Collect every line in the records below that contains the word "this".

====== TASK INPUT

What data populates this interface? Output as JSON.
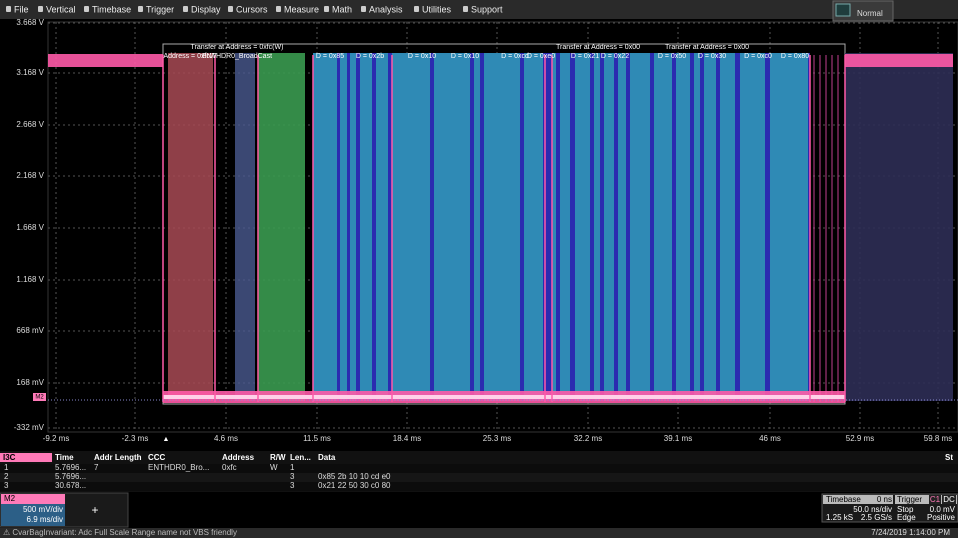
{
  "menu": [
    "File",
    "Vertical",
    "Timebase",
    "Trigger",
    "Display",
    "Cursors",
    "Measure",
    "Math",
    "Analysis",
    "Utilities",
    "Support"
  ],
  "trigger_mode": "Normal",
  "waveform": {
    "y_labels": [
      "3.668 V",
      "3.168 V",
      "2.668 V",
      "2.168 V",
      "1.668 V",
      "1.168 V",
      "668 mV",
      "168 mV",
      "-332 mV"
    ],
    "x_labels": [
      "-9.2 ms",
      "-2.3 ms",
      "4.6 ms",
      "11.5 ms",
      "18.4 ms",
      "25.3 ms",
      "32.2 ms",
      "39.1 ms",
      "46 ms",
      "52.9 ms",
      "59.8 ms"
    ],
    "marker": "M2",
    "transfers": [
      "Transfer at Address = 0xfc(W)",
      "Transfer at Address = 0x00",
      "Transfer at Address = 0x00"
    ],
    "decodes": [
      "Address = 0xfcW",
      "ENTHDR0_BroadCast",
      "D = 0x85",
      "D = 0x2b",
      "D = 0x10",
      "D = 0x10",
      "D = 0xcd",
      "D = 0xe0",
      "D = 0x21",
      "D = 0x22",
      "D = 0x50",
      "D = 0x30",
      "D = 0xc0",
      "D = 0x80"
    ]
  },
  "table": {
    "title": "I3C",
    "columns": [
      "Time",
      "Addr Length",
      "CCC",
      "Address",
      "R/W",
      "Len...",
      "Data",
      "St"
    ],
    "rows": [
      [
        "1",
        "5.7696...",
        "7",
        "ENTHDR0_Bro...",
        "0xfc",
        "W",
        "1",
        ""
      ],
      [
        "2",
        "5.7696...",
        "",
        "",
        "",
        "",
        "3",
        "0x85 2b 10 10 cd e0"
      ],
      [
        "3",
        "30.678...",
        "",
        "",
        "",
        "",
        "3",
        "0x21 22 50 30 c0 80"
      ]
    ]
  },
  "channel": {
    "name": "M2",
    "vdiv": "500 mV/div",
    "tdiv": "6.9 ms/div",
    "add": "+"
  },
  "timebase": {
    "title": "Timebase",
    "offset": "0 ns",
    "trigger": "Trigger",
    "source": "C1",
    "coupling": "DC",
    "tdiv": "50.0 ns/div",
    "state": "Stop",
    "level": "0.0 mV",
    "samples": "1.25 kS",
    "rate": "2.5 GS/s",
    "type": "Edge",
    "slope": "Positive"
  },
  "status": {
    "message": "⚠ CvarBagInvariant: Adc Full Scale Range name not VBS friendly",
    "datetime": "7/24/2019 1:14:00 PM"
  }
}
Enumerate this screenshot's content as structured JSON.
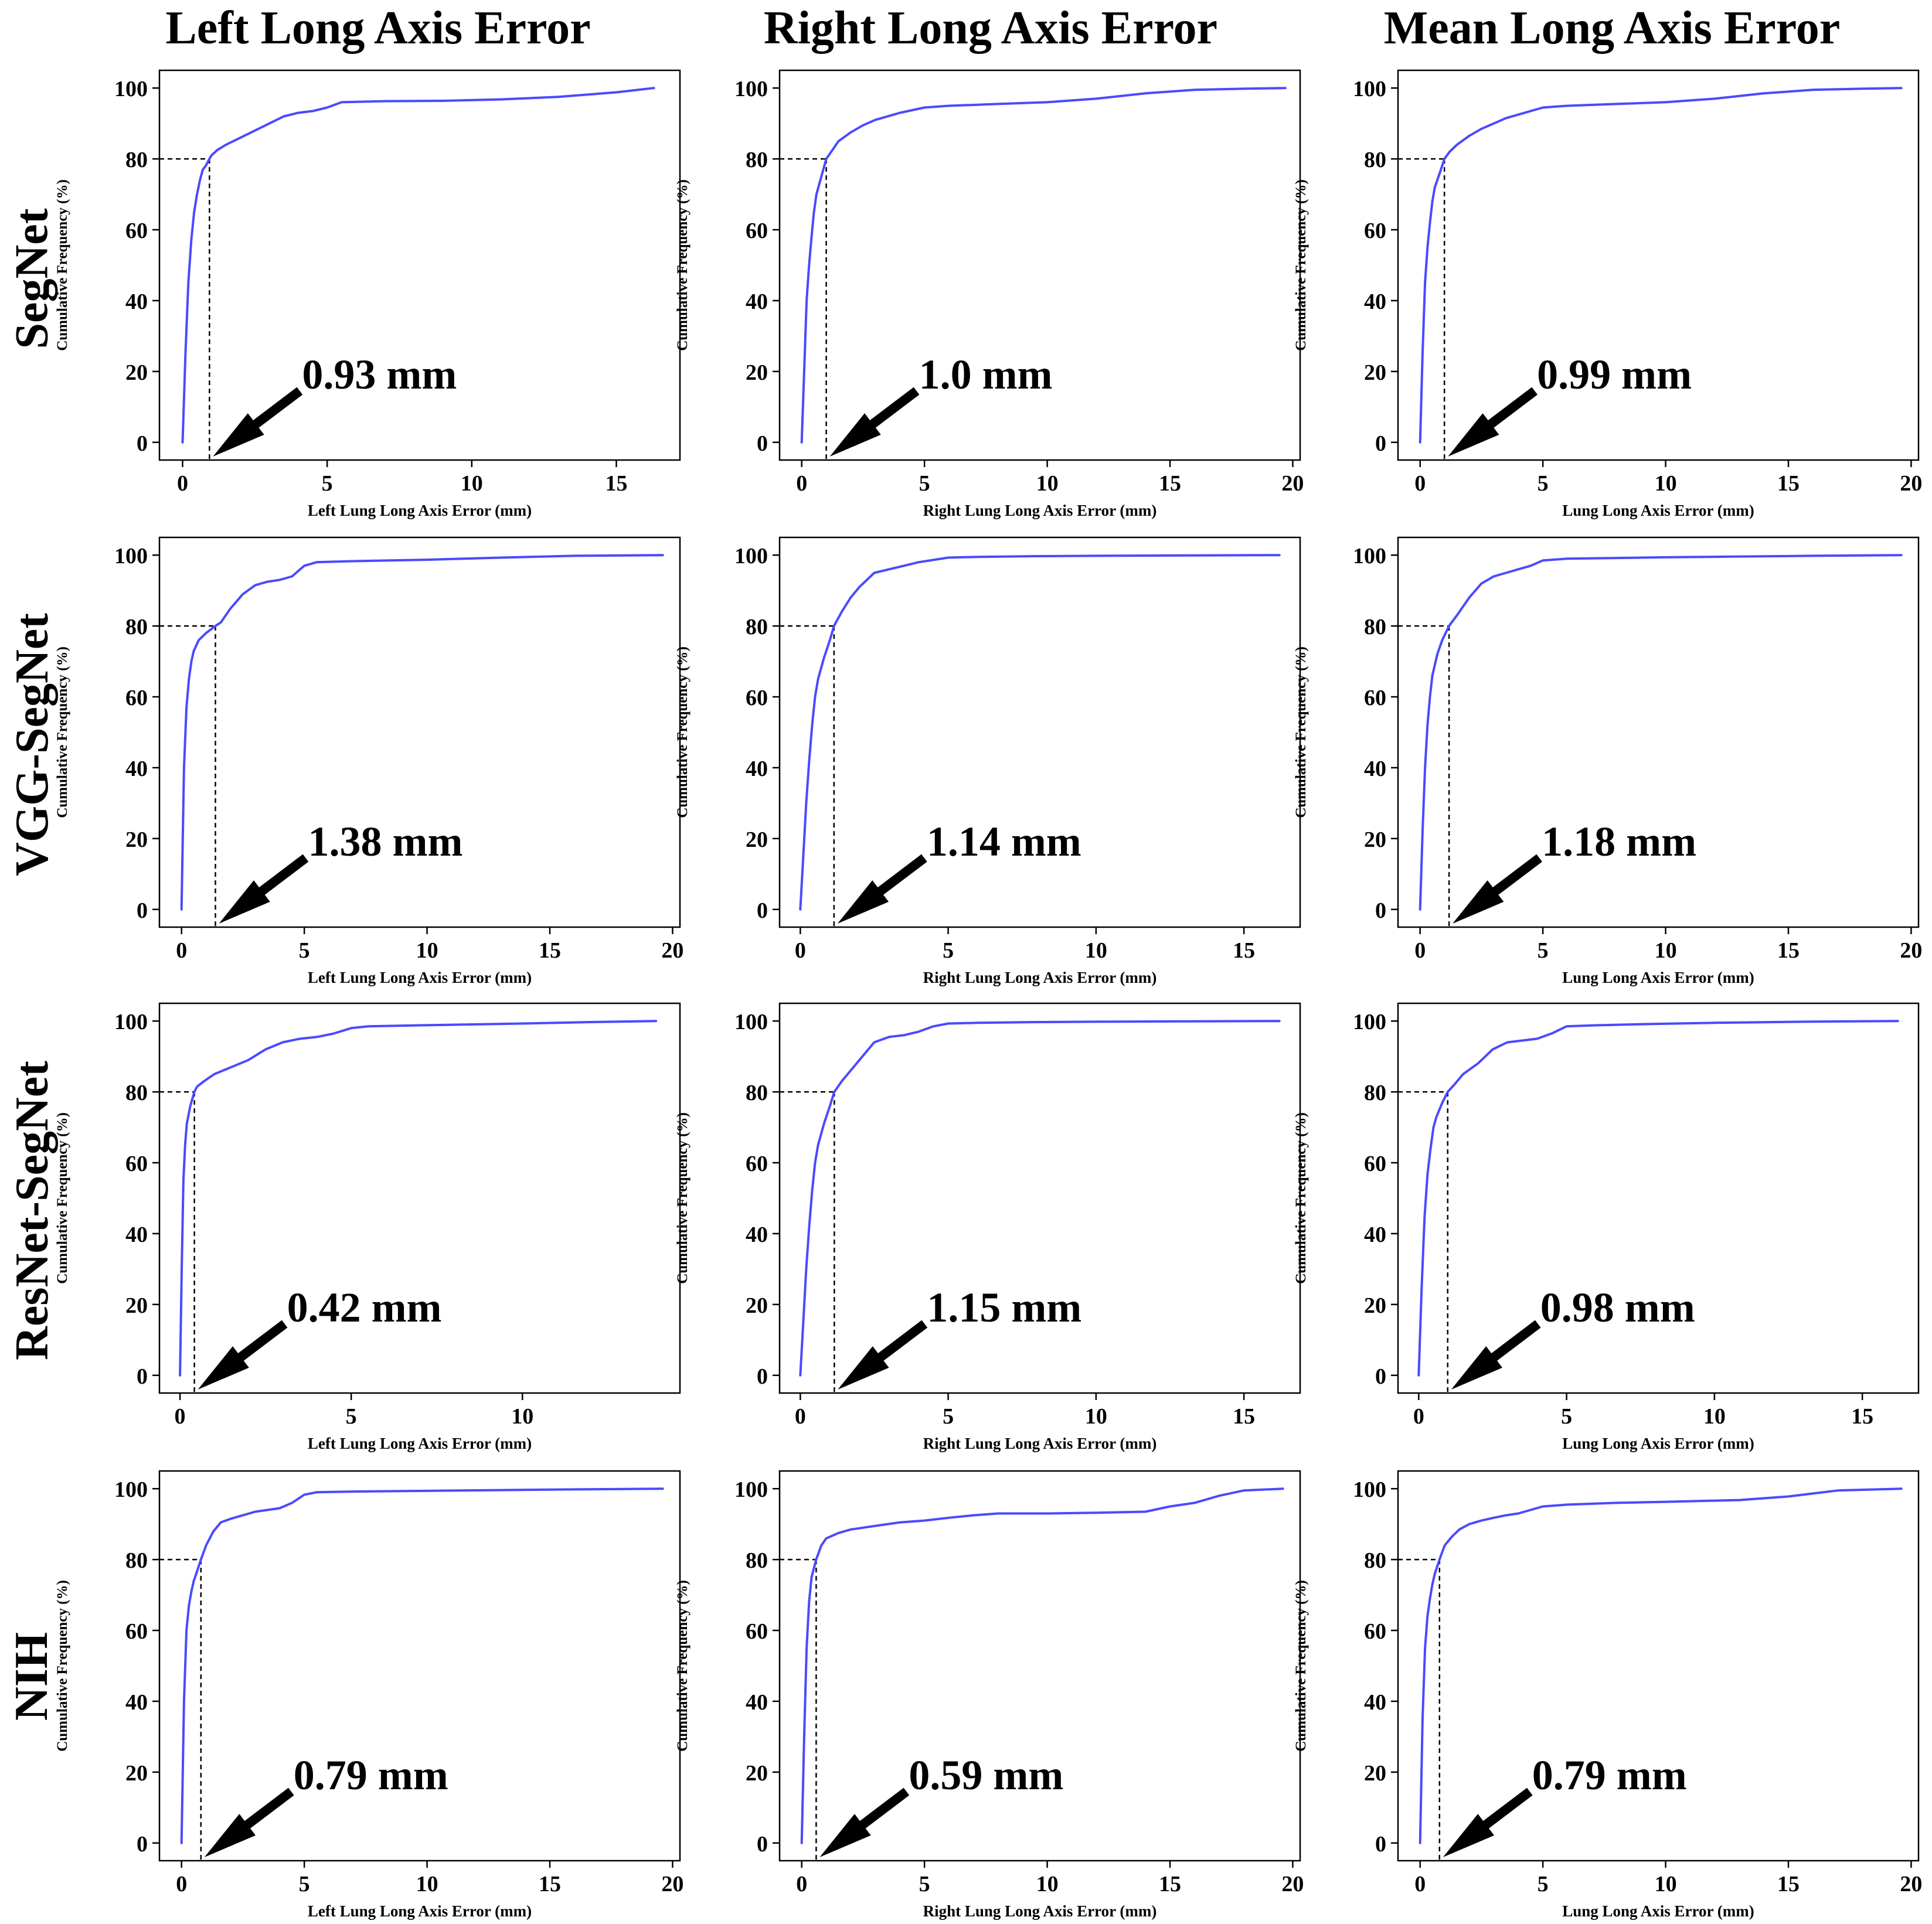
{
  "figure": {
    "column_titles": [
      "Left Long Axis Error",
      "Right Long Axis Error",
      "Mean Long Axis Error"
    ],
    "row_titles": [
      "SegNet",
      "VGG-SegNet",
      "ResNet-SegNet",
      "NIH"
    ]
  },
  "colors": {
    "curve": "#4a4aff",
    "guide": "#000000",
    "frame": "#000000"
  },
  "chart_data": [
    {
      "type": "line",
      "row": 0,
      "col": 0,
      "ylabel": "Cumulative Frequency (%)",
      "xlabel": "Left Lung Long Axis Error (mm)",
      "xlim": [
        -0.8,
        17.2
      ],
      "ylim": [
        -5,
        105
      ],
      "xticks": [
        0,
        5,
        10,
        15
      ],
      "yticks": [
        0,
        20,
        40,
        60,
        80,
        100
      ],
      "threshold": 0.93,
      "annotation": "0.93 mm",
      "x": [
        0,
        0.1,
        0.2,
        0.3,
        0.4,
        0.5,
        0.6,
        0.7,
        0.8,
        0.93,
        1.0,
        1.2,
        1.5,
        2,
        2.5,
        3,
        3.5,
        4,
        4.5,
        5,
        5.5,
        7,
        9,
        11,
        13,
        15,
        16.3
      ],
      "y": [
        0,
        25,
        45,
        57,
        65,
        70,
        74,
        77,
        78,
        80,
        81,
        82.5,
        84,
        86,
        88,
        90,
        92,
        93,
        93.5,
        94.5,
        96,
        96.3,
        96.4,
        96.8,
        97.5,
        98.8,
        100
      ]
    },
    {
      "type": "line",
      "row": 0,
      "col": 1,
      "ylabel": "Cumulative Frequency (%)",
      "xlabel": "Right Lung Long Axis Error (mm)",
      "xlim": [
        -0.9,
        20.3
      ],
      "ylim": [
        -5,
        105
      ],
      "xticks": [
        0,
        5,
        10,
        15,
        20
      ],
      "yticks": [
        0,
        20,
        40,
        60,
        80,
        100
      ],
      "threshold": 1.0,
      "annotation": "1.0 mm",
      "x": [
        0,
        0.1,
        0.2,
        0.3,
        0.4,
        0.5,
        0.6,
        0.8,
        1.0,
        1.2,
        1.5,
        2,
        2.5,
        3,
        3.5,
        4,
        5,
        6,
        8,
        10,
        12,
        14,
        16,
        18,
        19.7
      ],
      "y": [
        0,
        20,
        40,
        50,
        58,
        65,
        70,
        75,
        80,
        82,
        85,
        87.5,
        89.5,
        91,
        92,
        93,
        94.5,
        95,
        95.5,
        96,
        97,
        98.5,
        99.5,
        99.8,
        100
      ]
    },
    {
      "type": "line",
      "row": 0,
      "col": 2,
      "ylabel": "Cumulative Frequency (%)",
      "xlabel": "Lung Long Axis Error (mm)",
      "xlim": [
        -0.9,
        20.3
      ],
      "ylim": [
        -5,
        105
      ],
      "xticks": [
        0,
        5,
        10,
        15,
        20
      ],
      "yticks": [
        0,
        20,
        40,
        60,
        80,
        100
      ],
      "threshold": 0.99,
      "annotation": "0.99 mm",
      "x": [
        0,
        0.1,
        0.2,
        0.3,
        0.4,
        0.5,
        0.6,
        0.8,
        0.99,
        1.2,
        1.5,
        2,
        2.5,
        3,
        3.5,
        4,
        5,
        6,
        8,
        10,
        12,
        14,
        16,
        18,
        19.6
      ],
      "y": [
        0,
        25,
        45,
        55,
        62,
        68,
        72,
        76,
        80,
        82,
        84,
        86.5,
        88.5,
        90,
        91.5,
        92.5,
        94.5,
        95,
        95.5,
        96,
        97,
        98.5,
        99.5,
        99.8,
        100
      ]
    },
    {
      "type": "line",
      "row": 1,
      "col": 0,
      "ylabel": "Cumulative Frequency (%)",
      "xlabel": "Left Lung Long Axis Error (mm)",
      "xlim": [
        -0.9,
        20.3
      ],
      "ylim": [
        -5,
        105
      ],
      "xticks": [
        0,
        5,
        10,
        15,
        20
      ],
      "yticks": [
        0,
        20,
        40,
        60,
        80,
        100
      ],
      "threshold": 1.38,
      "annotation": "1.38 mm",
      "x": [
        0,
        0.1,
        0.2,
        0.3,
        0.4,
        0.5,
        0.7,
        1.0,
        1.38,
        1.6,
        2,
        2.5,
        3,
        3.5,
        4,
        4.5,
        5,
        5.5,
        7,
        10,
        13,
        16,
        19.6
      ],
      "y": [
        0,
        40,
        57,
        65,
        70,
        73,
        76,
        78,
        80,
        81,
        85,
        89,
        91.5,
        92.5,
        93,
        94,
        97,
        98,
        98.3,
        98.7,
        99.3,
        99.8,
        100
      ]
    },
    {
      "type": "line",
      "row": 1,
      "col": 1,
      "ylabel": "Cumulative Frequency (%)",
      "xlabel": "Right Lung Long Axis Error (mm)",
      "xlim": [
        -0.7,
        16.9
      ],
      "ylim": [
        -5,
        105
      ],
      "xticks": [
        0,
        5,
        10,
        15
      ],
      "yticks": [
        0,
        20,
        40,
        60,
        80,
        100
      ],
      "threshold": 1.14,
      "annotation": "1.14 mm",
      "x": [
        0,
        0.1,
        0.2,
        0.3,
        0.4,
        0.5,
        0.6,
        0.8,
        1.0,
        1.14,
        1.4,
        1.7,
        2,
        2.5,
        3,
        3.5,
        4,
        5,
        6,
        8,
        10,
        13,
        16.2
      ],
      "y": [
        0,
        15,
        30,
        42,
        52,
        60,
        65,
        71,
        76,
        80,
        84,
        88,
        91,
        95,
        96,
        97,
        98,
        99.3,
        99.5,
        99.7,
        99.8,
        99.9,
        100
      ]
    },
    {
      "type": "line",
      "row": 1,
      "col": 2,
      "ylabel": "Cumulative Frequency (%)",
      "xlabel": "Lung Long Axis Error (mm)",
      "xlim": [
        -0.9,
        20.3
      ],
      "ylim": [
        -5,
        105
      ],
      "xticks": [
        0,
        5,
        10,
        15,
        20
      ],
      "yticks": [
        0,
        20,
        40,
        60,
        80,
        100
      ],
      "threshold": 1.18,
      "annotation": "1.18 mm",
      "x": [
        0,
        0.1,
        0.2,
        0.3,
        0.4,
        0.5,
        0.7,
        0.9,
        1.18,
        1.5,
        2,
        2.5,
        3,
        3.5,
        4,
        4.5,
        5,
        6,
        8,
        10,
        13,
        16,
        19.6
      ],
      "y": [
        0,
        22,
        40,
        52,
        60,
        66,
        72,
        76,
        80,
        83,
        88,
        92,
        94,
        95,
        96,
        97,
        98.5,
        99,
        99.2,
        99.4,
        99.6,
        99.8,
        100
      ]
    },
    {
      "type": "line",
      "row": 2,
      "col": 0,
      "ylabel": "Cumulative Frequency (%)",
      "xlabel": "Left Lung Long Axis Error (mm)",
      "xlim": [
        -0.6,
        14.6
      ],
      "ylim": [
        -5,
        105
      ],
      "xticks": [
        0,
        5,
        10
      ],
      "yticks": [
        0,
        20,
        40,
        60,
        80,
        100
      ],
      "threshold": 0.42,
      "annotation": "0.42 mm",
      "x": [
        0,
        0.05,
        0.1,
        0.15,
        0.2,
        0.3,
        0.42,
        0.5,
        0.7,
        1,
        1.5,
        2,
        2.5,
        3,
        3.5,
        4,
        4.5,
        5,
        5.5,
        7,
        10,
        12,
        13.9
      ],
      "y": [
        0,
        30,
        55,
        65,
        71,
        76,
        80,
        81.5,
        83,
        85,
        87,
        89,
        92,
        94,
        95,
        95.5,
        96.5,
        98,
        98.5,
        98.8,
        99.3,
        99.7,
        100
      ]
    },
    {
      "type": "line",
      "row": 2,
      "col": 1,
      "ylabel": "Cumulative Frequency (%)",
      "xlabel": "Right Lung Long Axis Error (mm)",
      "xlim": [
        -0.7,
        16.9
      ],
      "ylim": [
        -5,
        105
      ],
      "xticks": [
        0,
        5,
        10,
        15
      ],
      "yticks": [
        0,
        20,
        40,
        60,
        80,
        100
      ],
      "threshold": 1.15,
      "annotation": "1.15 mm",
      "x": [
        0,
        0.1,
        0.2,
        0.3,
        0.4,
        0.5,
        0.6,
        0.8,
        1.0,
        1.15,
        1.4,
        1.7,
        2,
        2.5,
        3,
        3.5,
        4,
        4.5,
        5,
        6,
        8,
        10,
        13,
        16.2
      ],
      "y": [
        0,
        15,
        30,
        42,
        52,
        60,
        65,
        71,
        76,
        80,
        83,
        86,
        89,
        94,
        95.5,
        96,
        97,
        98.5,
        99.3,
        99.5,
        99.7,
        99.8,
        99.9,
        100
      ]
    },
    {
      "type": "line",
      "row": 2,
      "col": 2,
      "ylabel": "Cumulative Frequency (%)",
      "xlabel": "Lung Long Axis Error (mm)",
      "xlim": [
        -0.7,
        16.9
      ],
      "ylim": [
        -5,
        105
      ],
      "xticks": [
        0,
        5,
        10,
        15
      ],
      "yticks": [
        0,
        20,
        40,
        60,
        80,
        100
      ],
      "threshold": 0.98,
      "annotation": "0.98 mm",
      "x": [
        0,
        0.1,
        0.2,
        0.3,
        0.4,
        0.5,
        0.6,
        0.8,
        0.98,
        1.2,
        1.5,
        2,
        2.5,
        3,
        3.5,
        4,
        4.5,
        5,
        6,
        8,
        10,
        13,
        16.2
      ],
      "y": [
        0,
        25,
        45,
        57,
        64,
        70,
        73,
        77,
        80,
        82,
        85,
        88,
        92,
        94,
        94.5,
        95,
        96.5,
        98.5,
        98.8,
        99.2,
        99.5,
        99.8,
        100
      ]
    },
    {
      "type": "line",
      "row": 3,
      "col": 0,
      "ylabel": "Cumulative Frequency (%)",
      "xlabel": "Left Lung Long Axis Error (mm)",
      "xlim": [
        -0.9,
        20.3
      ],
      "ylim": [
        -5,
        105
      ],
      "xticks": [
        0,
        5,
        10,
        15,
        20
      ],
      "yticks": [
        0,
        20,
        40,
        60,
        80,
        100
      ],
      "threshold": 0.79,
      "annotation": "0.79 mm",
      "x": [
        0,
        0.1,
        0.2,
        0.3,
        0.4,
        0.5,
        0.6,
        0.79,
        1.0,
        1.3,
        1.6,
        2,
        2.5,
        3,
        3.5,
        4,
        4.5,
        5,
        5.5,
        7,
        10,
        13,
        16,
        19.6
      ],
      "y": [
        0,
        40,
        60,
        67,
        71,
        74,
        76,
        80,
        84,
        88,
        90.5,
        91.5,
        92.5,
        93.5,
        94,
        94.5,
        96,
        98.3,
        99,
        99.2,
        99.4,
        99.6,
        99.8,
        100
      ]
    },
    {
      "type": "line",
      "row": 3,
      "col": 1,
      "ylabel": "Cumulative Frequency (%)",
      "xlabel": "Right Lung Long Axis Error (mm)",
      "xlim": [
        -0.9,
        20.3
      ],
      "ylim": [
        -5,
        105
      ],
      "xticks": [
        0,
        5,
        10,
        15,
        20
      ],
      "yticks": [
        0,
        20,
        40,
        60,
        80,
        100
      ],
      "threshold": 0.59,
      "annotation": "0.59 mm",
      "x": [
        0,
        0.1,
        0.2,
        0.3,
        0.4,
        0.59,
        0.8,
        1.0,
        1.5,
        2,
        3,
        4,
        5,
        6,
        7,
        8,
        10,
        12,
        14,
        15,
        16,
        17,
        18,
        19.6
      ],
      "y": [
        0,
        30,
        55,
        68,
        75,
        80,
        84,
        86,
        87.5,
        88.5,
        89.5,
        90.5,
        91,
        91.8,
        92.5,
        93,
        93,
        93.2,
        93.5,
        95,
        96,
        98,
        99.5,
        100
      ]
    },
    {
      "type": "line",
      "row": 3,
      "col": 2,
      "ylabel": "Cumulative Frequency (%)",
      "xlabel": "Lung Long Axis Error (mm)",
      "xlim": [
        -0.9,
        20.3
      ],
      "ylim": [
        -5,
        105
      ],
      "xticks": [
        0,
        5,
        10,
        15,
        20
      ],
      "yticks": [
        0,
        20,
        40,
        60,
        80,
        100
      ],
      "threshold": 0.79,
      "annotation": "0.79 mm",
      "x": [
        0,
        0.1,
        0.2,
        0.3,
        0.4,
        0.5,
        0.6,
        0.79,
        1.0,
        1.3,
        1.6,
        2,
        2.5,
        3,
        3.5,
        4,
        4.5,
        5,
        6,
        8,
        10,
        13,
        15,
        17,
        19.6
      ],
      "y": [
        0,
        35,
        55,
        64,
        69,
        73,
        76,
        80,
        84,
        86.5,
        88.5,
        90,
        91,
        91.8,
        92.5,
        93,
        94,
        95,
        95.5,
        96,
        96.3,
        96.8,
        97.8,
        99.5,
        100
      ]
    }
  ]
}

============

◆ **ANSWER BELOW**:
What data populates this interface? Output as JSON.
Enumerate this screenshot's content as structured JSON.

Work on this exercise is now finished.